* TASK STATEMENT *
Write out each record again exactly as it stands.

(Dataset items)
--- BEGIN ---
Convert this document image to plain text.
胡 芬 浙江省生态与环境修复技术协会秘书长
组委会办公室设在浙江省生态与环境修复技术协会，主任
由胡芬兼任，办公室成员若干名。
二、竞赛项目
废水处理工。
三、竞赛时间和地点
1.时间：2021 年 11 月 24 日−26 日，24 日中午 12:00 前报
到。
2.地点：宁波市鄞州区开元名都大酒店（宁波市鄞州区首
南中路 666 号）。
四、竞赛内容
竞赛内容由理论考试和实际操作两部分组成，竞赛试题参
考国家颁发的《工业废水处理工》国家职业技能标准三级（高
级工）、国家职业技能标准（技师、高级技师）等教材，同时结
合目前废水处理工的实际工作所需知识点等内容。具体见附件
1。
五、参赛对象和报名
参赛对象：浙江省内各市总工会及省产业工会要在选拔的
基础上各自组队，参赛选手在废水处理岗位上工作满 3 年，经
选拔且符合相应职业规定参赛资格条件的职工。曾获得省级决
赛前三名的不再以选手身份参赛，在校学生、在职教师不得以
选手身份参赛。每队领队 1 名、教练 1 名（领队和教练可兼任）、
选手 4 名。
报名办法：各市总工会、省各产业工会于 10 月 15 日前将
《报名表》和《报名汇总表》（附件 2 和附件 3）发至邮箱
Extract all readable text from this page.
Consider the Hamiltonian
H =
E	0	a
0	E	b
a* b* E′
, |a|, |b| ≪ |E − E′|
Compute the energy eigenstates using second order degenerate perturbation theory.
--- END ---
* ANSWER IN FULL *
Convert this document image to plain text.
胡 芬 浙江省生态与环境修复技术协会秘书长
组委会办公室设在浙江省生态与环境修复技术协会，主任
由胡芬兼任，办公室成员若干名。
二、竞赛项目
废水处理工。
三、竞赛时间和地点
1.时间：2021 年 11 月 24 日−26 日，24 日中午 12:00 前报
到。
2.地点：宁波市鄞州区开元名都大酒店（宁波市鄞州区首
南中路 666 号）。
四、竞赛内容
竞赛内容由理论考试和实际操作两部分组成，竞赛试题参
考国家颁发的《工业废水处理工》国家职业技能标准三级（高
级工）、国家职业技能标准（技师、高级技师）等教材，同时结
合目前废水处理工的实际工作所需知识点等内容。具体见附件
1。
五、参赛对象和报名
参赛对象：浙江省内各市总工会及省产业工会要在选拔的
基础上各自组队，参赛选手在废水处理岗位上工作满 3 年，经
选拔且符合相应职业规定参赛资格条件的职工。曾获得省级决
赛前三名的不再以选手身份参赛，在校学生、在职教师不得以
选手身份参赛。每队领队 1 名、教练 1 名（领队和教练可兼任）、
选手 4 名。
报名办法：各市总工会、省各产业工会于 10 月 15 日前将
《报名表》和《报名汇总表》（附件 2 和附件 3）发至邮箱
Extract all readable text from this page.
Consider the Hamiltonian
H =
E	0	a
0	E	b
a* b* E′
, |a|, |b| ≪ |E − E′|
Compute the energy eigenstates using second order degenerate perturbation theory.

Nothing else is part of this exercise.